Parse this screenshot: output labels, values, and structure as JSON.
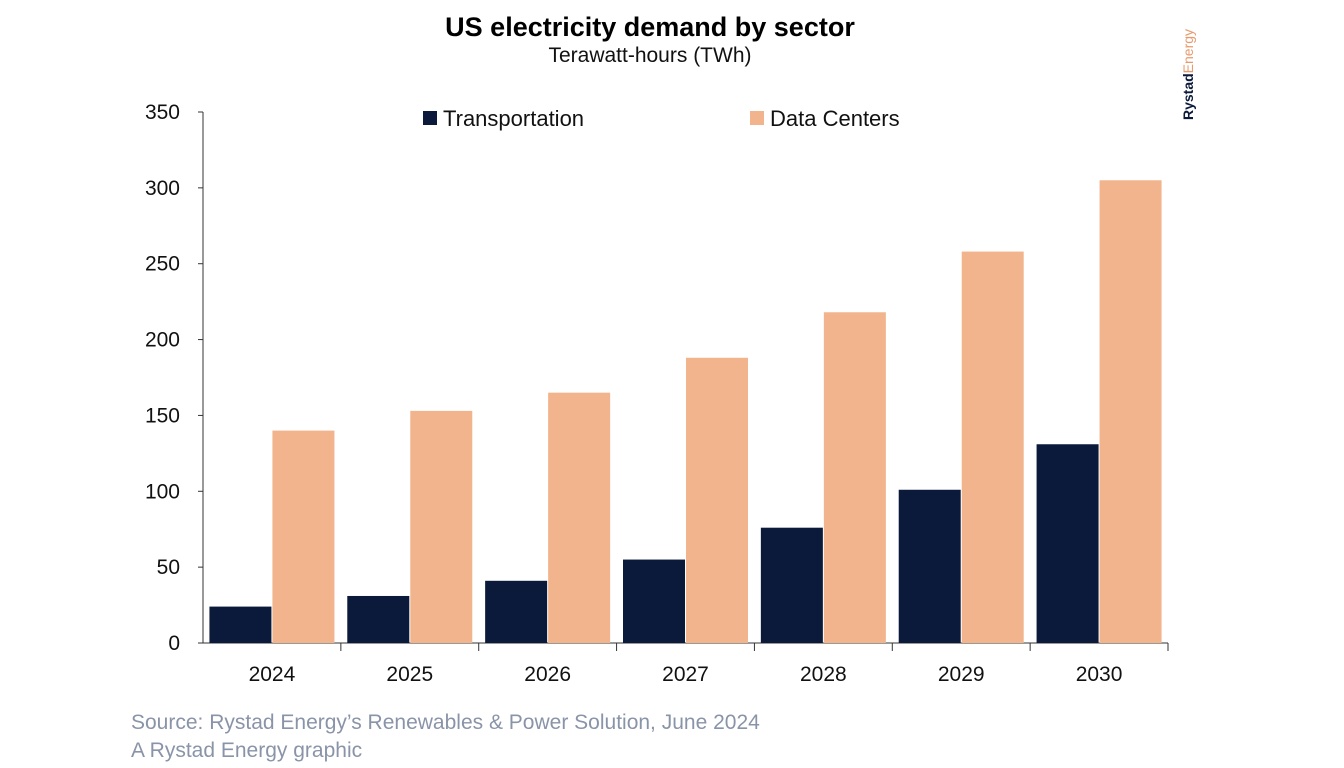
{
  "chart_data": {
    "type": "bar",
    "title": "US electricity demand by sector",
    "subtitle": "Terawatt-hours (TWh)",
    "xlabel": "",
    "ylabel": "",
    "categories": [
      "2024",
      "2025",
      "2026",
      "2027",
      "2028",
      "2029",
      "2030"
    ],
    "series": [
      {
        "name": "Transportation",
        "color": "#0b1a3a",
        "values": [
          24,
          31,
          41,
          55,
          76,
          101,
          131
        ]
      },
      {
        "name": "Data Centers",
        "color": "#f2b48c",
        "values": [
          140,
          153,
          165,
          188,
          218,
          258,
          305
        ]
      }
    ],
    "ylim": [
      0,
      350
    ],
    "yticks": [
      "0",
      "50",
      "100",
      "150",
      "200",
      "250",
      "300",
      "350"
    ],
    "grid": false,
    "legend": "top"
  },
  "footer": {
    "source": "Source: Rystad Energy’s Renewables & Power Solution, June 2024",
    "credit": "A Rystad Energy graphic"
  },
  "logo": {
    "part1": "Rystad",
    "part2": "Energy"
  }
}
=======
Copy the records above exactly, omitting every picture.

OUTPUT:
Parse this screenshot: output labels, values, and structure as JSON.
{
  "chart_data": {
    "type": "bar",
    "title": "US electricity demand by sector",
    "subtitle": "Terawatt-hours (TWh)",
    "xlabel": "",
    "ylabel": "",
    "categories": [
      "2024",
      "2025",
      "2026",
      "2027",
      "2028",
      "2029",
      "2030"
    ],
    "series": [
      {
        "name": "Transportation",
        "color": "#0b1a3a",
        "values": [
          24,
          31,
          41,
          55,
          76,
          101,
          131
        ]
      },
      {
        "name": "Data Centers",
        "color": "#f2b48c",
        "values": [
          140,
          153,
          165,
          188,
          218,
          258,
          305
        ]
      }
    ],
    "ylim": [
      0,
      350
    ],
    "yticks": [
      "0",
      "50",
      "100",
      "150",
      "200",
      "250",
      "300",
      "350"
    ],
    "grid": false,
    "legend": "top"
  },
  "footer": {
    "source": "Source: Rystad Energy’s Renewables & Power Solution, June 2024",
    "credit": "A Rystad Energy graphic"
  },
  "logo": {
    "part1": "Rystad",
    "part2": "Energy"
  }
}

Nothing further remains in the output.